What you have to do:
Reproduce the lines below from the one that contains "Extract all readable text from this page." through the end, inclusive, and add nothing.

****************************************

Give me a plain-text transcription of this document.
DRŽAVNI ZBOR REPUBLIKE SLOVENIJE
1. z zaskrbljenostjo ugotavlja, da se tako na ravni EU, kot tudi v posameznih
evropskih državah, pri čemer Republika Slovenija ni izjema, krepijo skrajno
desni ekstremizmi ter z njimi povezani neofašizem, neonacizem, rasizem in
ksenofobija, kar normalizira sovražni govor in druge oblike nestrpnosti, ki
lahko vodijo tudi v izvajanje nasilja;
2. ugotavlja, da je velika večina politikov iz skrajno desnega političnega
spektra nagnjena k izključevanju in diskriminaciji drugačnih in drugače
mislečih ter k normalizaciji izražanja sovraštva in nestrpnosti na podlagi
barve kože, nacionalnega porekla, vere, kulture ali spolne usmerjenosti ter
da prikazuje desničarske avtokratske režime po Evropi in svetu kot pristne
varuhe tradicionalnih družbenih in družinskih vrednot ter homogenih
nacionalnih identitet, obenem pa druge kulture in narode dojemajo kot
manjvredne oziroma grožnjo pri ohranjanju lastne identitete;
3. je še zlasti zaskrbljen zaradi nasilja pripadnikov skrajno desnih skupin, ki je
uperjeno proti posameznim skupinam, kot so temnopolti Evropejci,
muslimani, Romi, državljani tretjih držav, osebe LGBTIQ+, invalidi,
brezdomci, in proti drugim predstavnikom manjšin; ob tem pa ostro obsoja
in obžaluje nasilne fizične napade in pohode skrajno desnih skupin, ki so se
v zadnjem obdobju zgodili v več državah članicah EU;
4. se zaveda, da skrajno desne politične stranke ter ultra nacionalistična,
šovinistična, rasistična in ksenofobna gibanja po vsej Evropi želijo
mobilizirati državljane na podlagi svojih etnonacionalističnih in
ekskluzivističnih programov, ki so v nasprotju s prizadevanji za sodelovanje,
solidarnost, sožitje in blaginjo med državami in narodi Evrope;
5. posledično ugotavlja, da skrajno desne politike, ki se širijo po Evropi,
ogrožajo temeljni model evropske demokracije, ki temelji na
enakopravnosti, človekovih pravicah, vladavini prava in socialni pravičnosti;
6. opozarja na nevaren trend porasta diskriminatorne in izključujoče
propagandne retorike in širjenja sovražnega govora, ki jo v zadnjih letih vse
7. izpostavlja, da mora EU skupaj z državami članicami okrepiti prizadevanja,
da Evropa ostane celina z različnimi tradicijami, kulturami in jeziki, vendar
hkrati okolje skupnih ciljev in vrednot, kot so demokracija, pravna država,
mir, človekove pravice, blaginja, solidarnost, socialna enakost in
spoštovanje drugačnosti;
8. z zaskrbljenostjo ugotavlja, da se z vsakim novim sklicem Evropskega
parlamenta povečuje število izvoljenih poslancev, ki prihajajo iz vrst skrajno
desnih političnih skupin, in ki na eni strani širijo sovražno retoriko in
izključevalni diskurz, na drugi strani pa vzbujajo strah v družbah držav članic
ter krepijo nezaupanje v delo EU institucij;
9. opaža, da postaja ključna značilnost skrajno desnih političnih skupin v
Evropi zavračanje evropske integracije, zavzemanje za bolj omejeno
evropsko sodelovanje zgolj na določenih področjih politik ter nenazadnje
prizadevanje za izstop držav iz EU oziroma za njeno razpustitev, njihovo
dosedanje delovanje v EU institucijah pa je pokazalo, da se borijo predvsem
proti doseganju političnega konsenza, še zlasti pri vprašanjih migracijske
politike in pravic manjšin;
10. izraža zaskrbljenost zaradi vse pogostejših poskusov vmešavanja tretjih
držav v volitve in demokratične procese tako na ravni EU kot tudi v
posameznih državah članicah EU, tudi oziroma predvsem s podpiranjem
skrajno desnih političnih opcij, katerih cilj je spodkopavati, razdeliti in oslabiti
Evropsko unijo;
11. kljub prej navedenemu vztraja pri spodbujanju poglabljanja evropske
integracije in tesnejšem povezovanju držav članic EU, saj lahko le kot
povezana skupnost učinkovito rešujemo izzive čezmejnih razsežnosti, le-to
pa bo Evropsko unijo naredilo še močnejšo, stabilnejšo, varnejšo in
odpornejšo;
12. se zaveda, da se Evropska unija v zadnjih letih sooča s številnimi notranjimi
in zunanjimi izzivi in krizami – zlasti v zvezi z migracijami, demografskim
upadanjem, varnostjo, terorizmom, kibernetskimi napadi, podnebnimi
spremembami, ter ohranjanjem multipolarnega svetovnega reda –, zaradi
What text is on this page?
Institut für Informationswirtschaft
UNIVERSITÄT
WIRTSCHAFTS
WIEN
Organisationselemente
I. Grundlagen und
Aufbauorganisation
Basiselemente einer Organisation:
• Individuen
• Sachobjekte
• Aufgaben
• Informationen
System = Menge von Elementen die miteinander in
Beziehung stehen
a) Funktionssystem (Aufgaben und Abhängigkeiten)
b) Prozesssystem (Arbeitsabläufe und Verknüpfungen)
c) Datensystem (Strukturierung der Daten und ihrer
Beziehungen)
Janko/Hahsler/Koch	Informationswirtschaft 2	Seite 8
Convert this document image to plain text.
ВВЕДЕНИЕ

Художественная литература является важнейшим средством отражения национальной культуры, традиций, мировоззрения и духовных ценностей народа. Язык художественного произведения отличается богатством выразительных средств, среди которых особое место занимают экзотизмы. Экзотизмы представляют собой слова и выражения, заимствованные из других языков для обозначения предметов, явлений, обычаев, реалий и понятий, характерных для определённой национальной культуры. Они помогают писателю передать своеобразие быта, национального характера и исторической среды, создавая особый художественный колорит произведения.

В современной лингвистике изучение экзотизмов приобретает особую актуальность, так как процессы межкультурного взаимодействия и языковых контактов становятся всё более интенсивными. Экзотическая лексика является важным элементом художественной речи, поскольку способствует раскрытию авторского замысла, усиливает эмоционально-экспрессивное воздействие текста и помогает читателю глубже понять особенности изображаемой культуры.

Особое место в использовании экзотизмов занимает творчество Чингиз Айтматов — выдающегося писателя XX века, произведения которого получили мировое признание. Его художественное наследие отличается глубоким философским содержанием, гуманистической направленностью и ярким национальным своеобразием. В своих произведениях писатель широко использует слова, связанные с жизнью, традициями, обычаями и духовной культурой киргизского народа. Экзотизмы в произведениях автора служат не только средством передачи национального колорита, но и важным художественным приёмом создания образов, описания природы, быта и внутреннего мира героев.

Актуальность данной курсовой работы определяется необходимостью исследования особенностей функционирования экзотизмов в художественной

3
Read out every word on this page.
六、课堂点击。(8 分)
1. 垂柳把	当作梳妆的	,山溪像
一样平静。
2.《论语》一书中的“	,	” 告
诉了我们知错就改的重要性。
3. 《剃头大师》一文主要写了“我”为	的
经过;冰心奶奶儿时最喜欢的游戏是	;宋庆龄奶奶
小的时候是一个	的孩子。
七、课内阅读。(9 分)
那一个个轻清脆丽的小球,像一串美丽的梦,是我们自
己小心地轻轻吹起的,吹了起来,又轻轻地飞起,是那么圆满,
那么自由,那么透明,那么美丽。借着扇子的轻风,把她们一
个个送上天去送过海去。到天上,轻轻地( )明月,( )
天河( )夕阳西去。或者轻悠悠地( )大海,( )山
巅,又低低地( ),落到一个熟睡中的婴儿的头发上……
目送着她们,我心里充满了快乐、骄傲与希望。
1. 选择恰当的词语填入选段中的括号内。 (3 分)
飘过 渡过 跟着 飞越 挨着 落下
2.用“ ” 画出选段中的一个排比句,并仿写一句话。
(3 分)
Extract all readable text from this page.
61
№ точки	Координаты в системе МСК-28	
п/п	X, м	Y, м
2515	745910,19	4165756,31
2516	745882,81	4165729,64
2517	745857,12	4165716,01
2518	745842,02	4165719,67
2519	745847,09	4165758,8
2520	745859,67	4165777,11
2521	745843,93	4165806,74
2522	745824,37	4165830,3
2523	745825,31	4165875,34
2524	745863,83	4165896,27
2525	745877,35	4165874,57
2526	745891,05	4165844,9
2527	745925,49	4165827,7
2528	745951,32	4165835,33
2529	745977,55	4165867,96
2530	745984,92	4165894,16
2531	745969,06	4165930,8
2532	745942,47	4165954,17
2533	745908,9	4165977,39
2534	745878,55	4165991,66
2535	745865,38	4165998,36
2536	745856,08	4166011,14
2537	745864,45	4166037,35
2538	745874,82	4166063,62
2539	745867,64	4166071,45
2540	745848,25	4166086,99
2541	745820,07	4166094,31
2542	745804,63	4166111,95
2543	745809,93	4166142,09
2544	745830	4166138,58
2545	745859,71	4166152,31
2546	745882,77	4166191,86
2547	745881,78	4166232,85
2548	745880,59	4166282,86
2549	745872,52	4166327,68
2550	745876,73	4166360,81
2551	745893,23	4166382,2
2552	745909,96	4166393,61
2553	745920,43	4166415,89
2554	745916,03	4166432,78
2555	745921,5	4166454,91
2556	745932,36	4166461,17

****************************************

Final answer:
Extract all readable text from this page.
61
№ точки	Координаты в системе МСК-28	
п/п	X, м	Y, м
2515	745910,19	4165756,31
2516	745882,81	4165729,64
2517	745857,12	4165716,01
2518	745842,02	4165719,67
2519	745847,09	4165758,8
2520	745859,67	4165777,11
2521	745843,93	4165806,74
2522	745824,37	4165830,3
2523	745825,31	4165875,34
2524	745863,83	4165896,27
2525	745877,35	4165874,57
2526	745891,05	4165844,9
2527	745925,49	4165827,7
2528	745951,32	4165835,33
2529	745977,55	4165867,96
2530	745984,92	4165894,16
2531	745969,06	4165930,8
2532	745942,47	4165954,17
2533	745908,9	4165977,39
2534	745878,55	4165991,66
2535	745865,38	4165998,36
2536	745856,08	4166011,14
2537	745864,45	4166037,35
2538	745874,82	4166063,62
2539	745867,64	4166071,45
2540	745848,25	4166086,99
2541	745820,07	4166094,31
2542	745804,63	4166111,95
2543	745809,93	4166142,09
2544	745830	4166138,58
2545	745859,71	4166152,31
2546	745882,77	4166191,86
2547	745881,78	4166232,85
2548	745880,59	4166282,86
2549	745872,52	4166327,68
2550	745876,73	4166360,81
2551	745893,23	4166382,2
2552	745909,96	4166393,61
2553	745920,43	4166415,89
2554	745916,03	4166432,78
2555	745921,5	4166454,91
2556	745932,36	4166461,17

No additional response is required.